=== Directive ===
Output every line of the material exactly, omitting images.
== Stored data ==
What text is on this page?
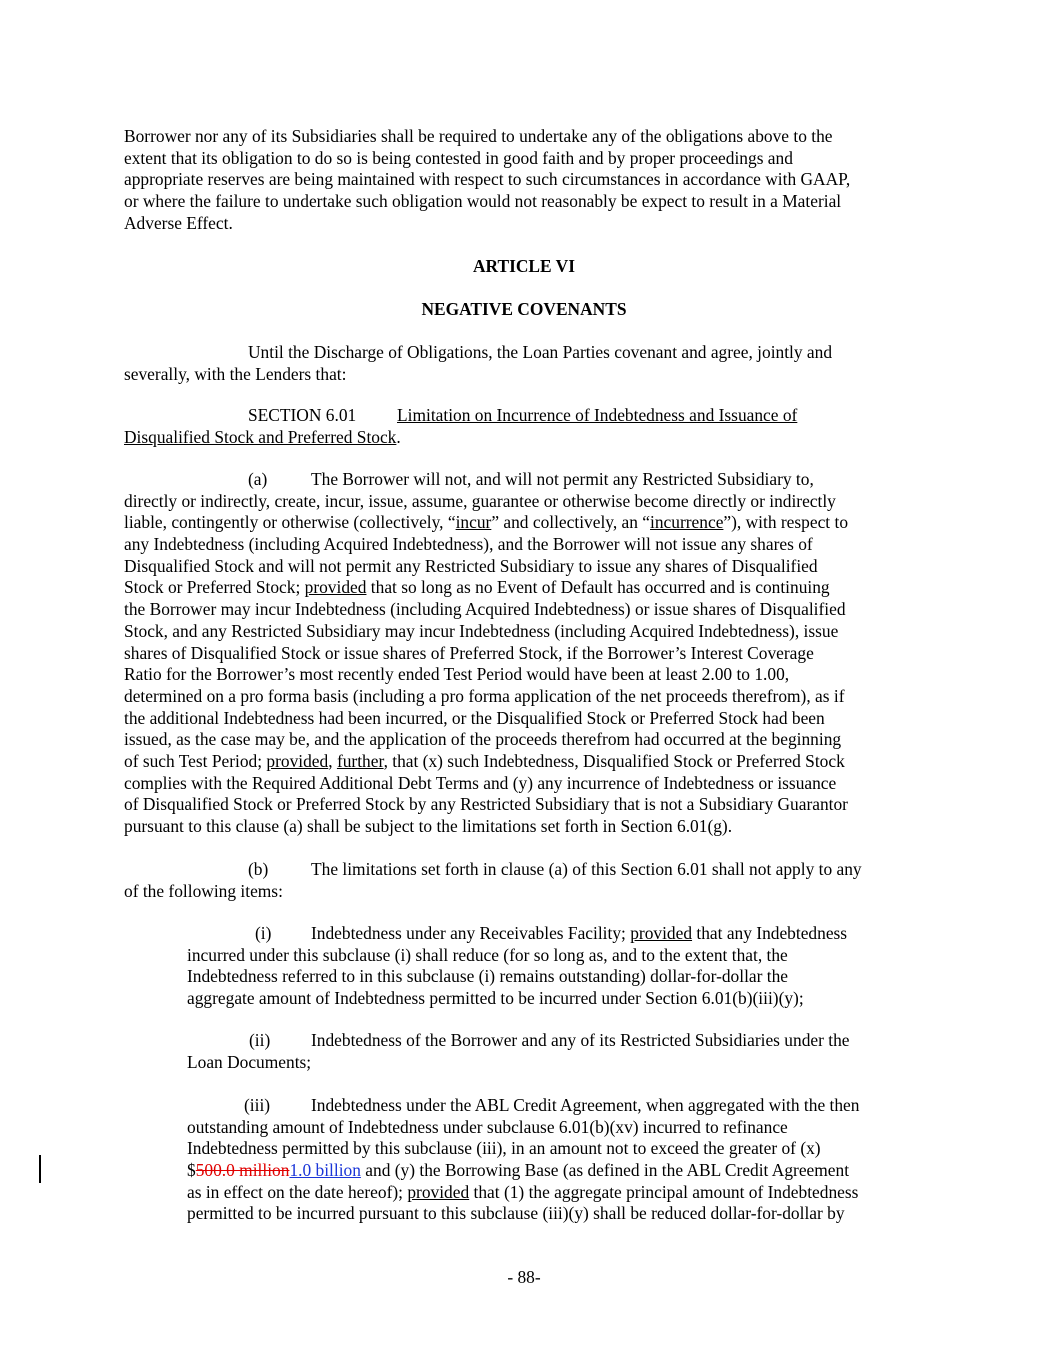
Borrower nor any of its Subsidiaries shall be required to undertake any of the obligations above to the
extent that its obligation to do so is being contested in good faith and by proper proceedings and
appropriate reserves are being maintained with respect to such circumstances in accordance with GAAP,
or where the failure to undertake such obligation would not reasonably be expect to result in a Material
Adverse Effect.
ARTICLE VI
NEGATIVE COVENANTS
Until the Discharge of Obligations, the Loan Parties covenant and agree, jointly and
severally, with the Lenders that:
SECTION 6.01 Limitation on Incurrence of Indebtedness and Issuance of
Disqualified Stock and Preferred Stock.
(a)	The Borrower will not, and will not permit any Restricted Subsidiary to,
directly or indirectly, create, incur, issue, assume, guarantee or otherwise become directly or indirectly
liable, contingently or otherwise (collectively, “incur” and collectively, an “incurrence”), with respect to
any Indebtedness (including Acquired Indebtedness), and the Borrower will not issue any shares of
Disqualified Stock and will not permit any Restricted Subsidiary to issue any shares of Disqualified
Stock or Preferred Stock; provided that so long as no Event of Default has occurred and is continuing
the Borrower may incur Indebtedness (including Acquired Indebtedness) or issue shares of Disqualified
Stock, and any Restricted Subsidiary may incur Indebtedness (including Acquired Indebtedness), issue
shares of Disqualified Stock or issue shares of Preferred Stock, if the Borrower’s Interest Coverage
Ratio for the Borrower’s most recently ended Test Period would have been at least 2.00 to 1.00,
determined on a pro forma basis (including a pro forma application of the net proceeds therefrom), as if
the additional Indebtedness had been incurred, or the Disqualified Stock or Preferred Stock had been
issued, as the case may be, and the application of the proceeds therefrom had occurred at the beginning
of such Test Period; provided, further, that (x) such Indebtedness, Disqualified Stock or Preferred Stock
complies with the Required Additional Debt Terms and (y) any incurrence of Indebtedness or issuance
of Disqualified Stock or Preferred Stock by any Restricted Subsidiary that is not a Subsidiary Guarantor
pursuant to this clause (a) shall be subject to the limitations set forth in Section 6.01(g).
(b) The limitations set forth in clause (a) of this Section 6.01 shall not apply to any
of the following items:
(i) Indebtedness under any Receivables Facility; provided that any Indebtedness
incurred under this subclause (i) shall reduce (for so long as, and to the extent that, the
Indebtedness referred to in this subclause (i) remains outstanding) dollar-for-dollar the
aggregate amount of Indebtedness permitted to be incurred under Section 6.01(b)(iii)(y);
(ii) Indebtedness of the Borrower and any of its Restricted Subsidiaries under the
Loan Documents;
(iii) Indebtedness under the ABL Credit Agreement, when aggregated with the then
outstanding amount of Indebtedness under subclause 6.01(b)(xv) incurred to refinance
Indebtedness permitted by this subclause (iii), in an amount not to exceed the greater of (x)
$500.0 million1.0 billion and (y) the Borrowing Base (as defined in the ABL Credit Agreement
as in effect on the date hereof); provided that (1) the aggregate principal amount of Indebtedness
permitted to be incurred pursuant to this subclause (iii)(y) shall be reduced dollar-for-dollar by
- 88-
===
=== Solution to this problem ===
What text is on this page?
Borrower nor any of its Subsidiaries shall be required to undertake any of the obligations above to the
extent that its obligation to do so is being contested in good faith and by proper proceedings and
appropriate reserves are being maintained with respect to such circumstances in accordance with GAAP,
or where the failure to undertake such obligation would not reasonably be expect to result in a Material
Adverse Effect.
ARTICLE VI
NEGATIVE COVENANTS
Until the Discharge of Obligations, the Loan Parties covenant and agree, jointly and
severally, with the Lenders that:
SECTION 6.01 Limitation on Incurrence of Indebtedness and Issuance of
Disqualified Stock and Preferred Stock.
(a)	The Borrower will not, and will not permit any Restricted Subsidiary to,
directly or indirectly, create, incur, issue, assume, guarantee or otherwise become directly or indirectly
liable, contingently or otherwise (collectively, “incur” and collectively, an “incurrence”), with respect to
any Indebtedness (including Acquired Indebtedness), and the Borrower will not issue any shares of
Disqualified Stock and will not permit any Restricted Subsidiary to issue any shares of Disqualified
Stock or Preferred Stock; provided that so long as no Event of Default has occurred and is continuing
the Borrower may incur Indebtedness (including Acquired Indebtedness) or issue shares of Disqualified
Stock, and any Restricted Subsidiary may incur Indebtedness (including Acquired Indebtedness), issue
shares of Disqualified Stock or issue shares of Preferred Stock, if the Borrower’s Interest Coverage
Ratio for the Borrower’s most recently ended Test Period would have been at least 2.00 to 1.00,
determined on a pro forma basis (including a pro forma application of the net proceeds therefrom), as if
the additional Indebtedness had been incurred, or the Disqualified Stock or Preferred Stock had been
issued, as the case may be, and the application of the proceeds therefrom had occurred at the beginning
of such Test Period; provided, further, that (x) such Indebtedness, Disqualified Stock or Preferred Stock
complies with the Required Additional Debt Terms and (y) any incurrence of Indebtedness or issuance
of Disqualified Stock or Preferred Stock by any Restricted Subsidiary that is not a Subsidiary Guarantor
pursuant to this clause (a) shall be subject to the limitations set forth in Section 6.01(g).
(b) The limitations set forth in clause (a) of this Section 6.01 shall not apply to any
of the following items:
(i) Indebtedness under any Receivables Facility; provided that any Indebtedness
incurred under this subclause (i) shall reduce (for so long as, and to the extent that, the
Indebtedness referred to in this subclause (i) remains outstanding) dollar-for-dollar the
aggregate amount of Indebtedness permitted to be incurred under Section 6.01(b)(iii)(y);
(ii) Indebtedness of the Borrower and any of its Restricted Subsidiaries under the
Loan Documents;
(iii) Indebtedness under the ABL Credit Agreement, when aggregated with the then
outstanding amount of Indebtedness under subclause 6.01(b)(xv) incurred to refinance
Indebtedness permitted by this subclause (iii), in an amount not to exceed the greater of (x)
$500.0 million1.0 billion and (y) the Borrowing Base (as defined in the ABL Credit Agreement
as in effect on the date hereof); provided that (1) the aggregate principal amount of Indebtedness
permitted to be incurred pursuant to this subclause (iii)(y) shall be reduced dollar-for-dollar by
- 88-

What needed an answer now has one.